▶ **Work to do**: Beginning with the line that holds "What text is on this page?" and ending with the last line below, repeat each line exactly, leaving any pictures out.

▶ **Given records**:
* start *
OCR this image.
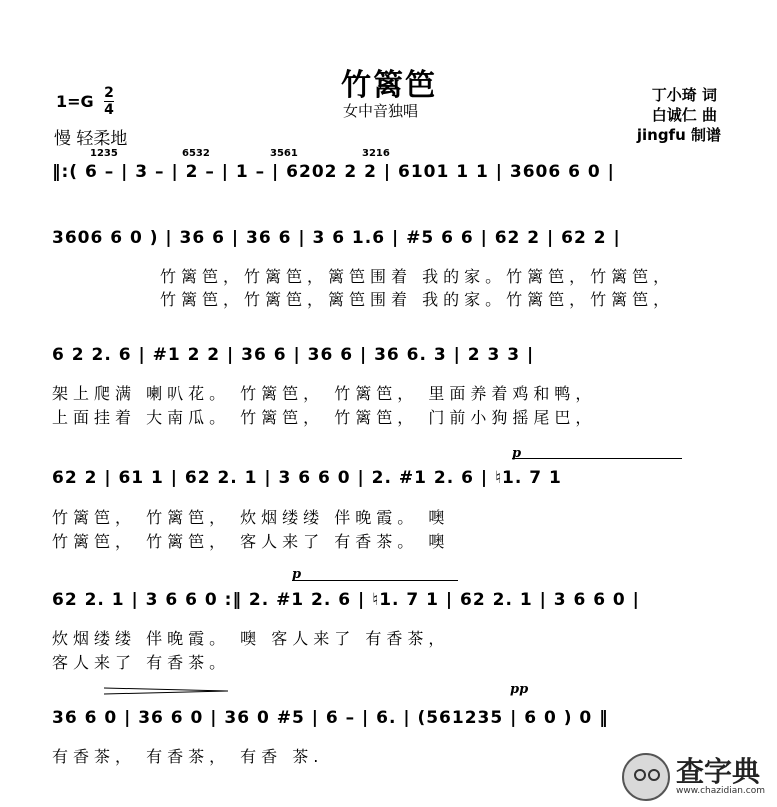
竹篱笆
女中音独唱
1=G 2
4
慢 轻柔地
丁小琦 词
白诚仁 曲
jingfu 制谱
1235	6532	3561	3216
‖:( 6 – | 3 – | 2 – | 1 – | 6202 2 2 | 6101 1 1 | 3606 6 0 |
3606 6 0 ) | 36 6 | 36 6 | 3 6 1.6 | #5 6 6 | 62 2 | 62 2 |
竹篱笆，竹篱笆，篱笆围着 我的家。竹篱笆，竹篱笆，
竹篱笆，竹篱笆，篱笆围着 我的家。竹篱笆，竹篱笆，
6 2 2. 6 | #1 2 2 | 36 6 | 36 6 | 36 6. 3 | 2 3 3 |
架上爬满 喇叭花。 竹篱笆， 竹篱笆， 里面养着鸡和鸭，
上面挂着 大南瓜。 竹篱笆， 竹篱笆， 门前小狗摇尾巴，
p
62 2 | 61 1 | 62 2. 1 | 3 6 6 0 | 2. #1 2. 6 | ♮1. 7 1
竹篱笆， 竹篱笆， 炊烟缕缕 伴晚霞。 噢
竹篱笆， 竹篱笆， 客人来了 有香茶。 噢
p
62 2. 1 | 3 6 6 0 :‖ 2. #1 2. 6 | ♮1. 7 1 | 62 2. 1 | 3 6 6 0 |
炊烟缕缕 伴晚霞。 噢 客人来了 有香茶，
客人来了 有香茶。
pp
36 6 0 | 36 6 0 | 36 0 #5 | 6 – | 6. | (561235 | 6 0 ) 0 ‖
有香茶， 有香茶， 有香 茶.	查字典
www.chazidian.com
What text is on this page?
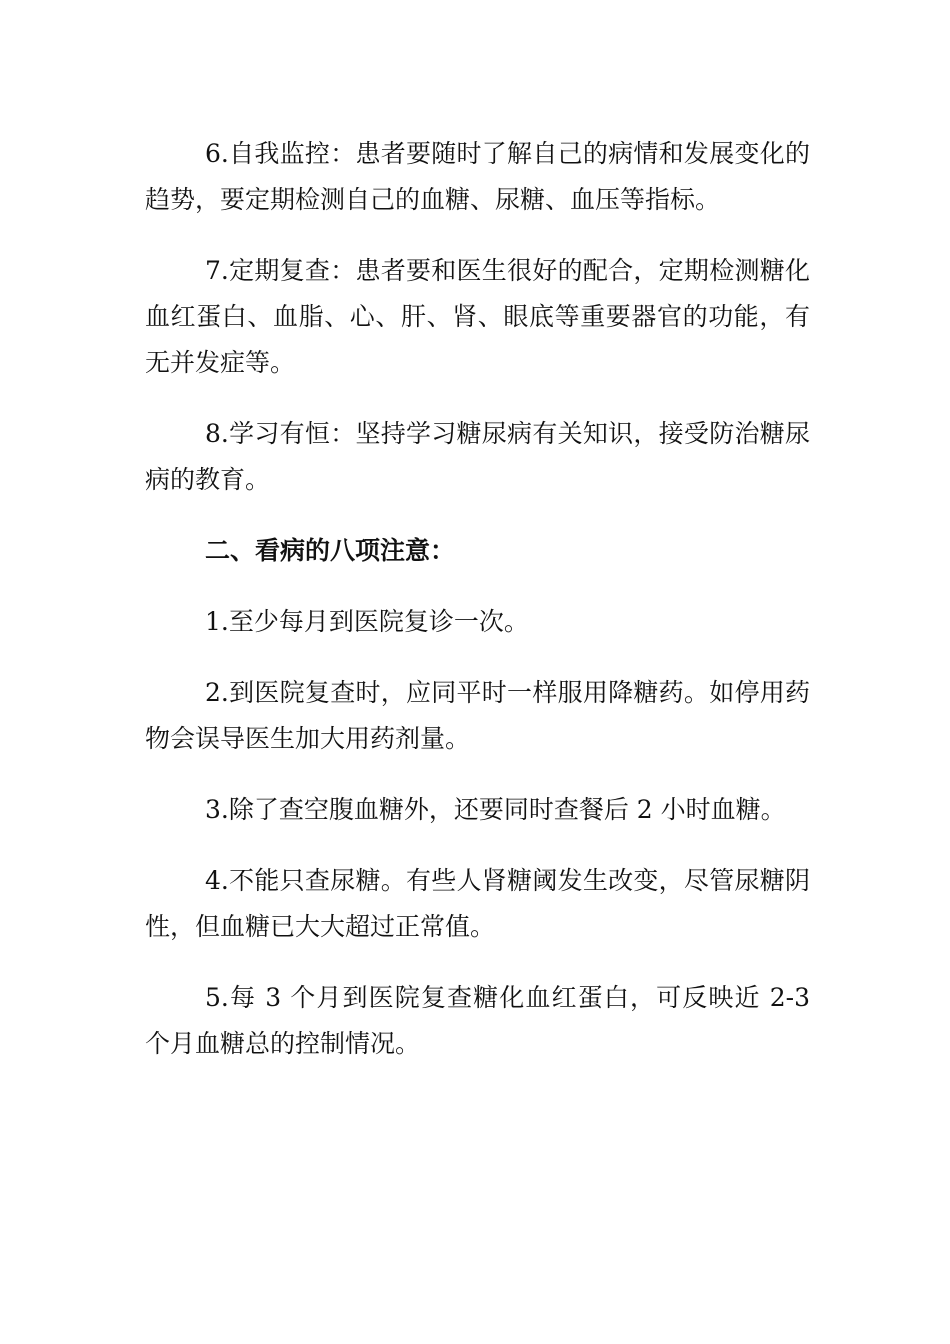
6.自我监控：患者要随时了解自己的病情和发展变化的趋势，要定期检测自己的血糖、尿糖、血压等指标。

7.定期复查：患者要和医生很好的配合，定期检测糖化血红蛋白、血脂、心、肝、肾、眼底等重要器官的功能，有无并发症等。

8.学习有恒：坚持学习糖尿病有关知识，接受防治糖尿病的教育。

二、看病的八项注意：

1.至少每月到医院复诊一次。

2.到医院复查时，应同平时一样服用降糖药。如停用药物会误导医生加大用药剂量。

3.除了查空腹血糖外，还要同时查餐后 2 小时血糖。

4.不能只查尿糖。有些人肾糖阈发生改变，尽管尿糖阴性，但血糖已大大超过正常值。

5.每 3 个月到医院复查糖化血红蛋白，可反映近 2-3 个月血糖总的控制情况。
* end *
▶ **Expected answer**:
What text is on this page?
6.自我监控：患者要随时了解自己的病情和发展变化的趋势，要定期检测自己的血糖、尿糖、血压等指标。

7.定期复查：患者要和医生很好的配合，定期检测糖化血红蛋白、血脂、心、肝、肾、眼底等重要器官的功能，有无并发症等。

8.学习有恒：坚持学习糖尿病有关知识，接受防治糖尿病的教育。

二、看病的八项注意：

1.至少每月到医院复诊一次。

2.到医院复查时，应同平时一样服用降糖药。如停用药物会误导医生加大用药剂量。

3.除了查空腹血糖外，还要同时查餐后 2 小时血糖。

4.不能只查尿糖。有些人肾糖阈发生改变，尽管尿糖阴性，但血糖已大大超过正常值。

5.每 3 个月到医院复查糖化血红蛋白，可反映近 2-3 个月血糖总的控制情况。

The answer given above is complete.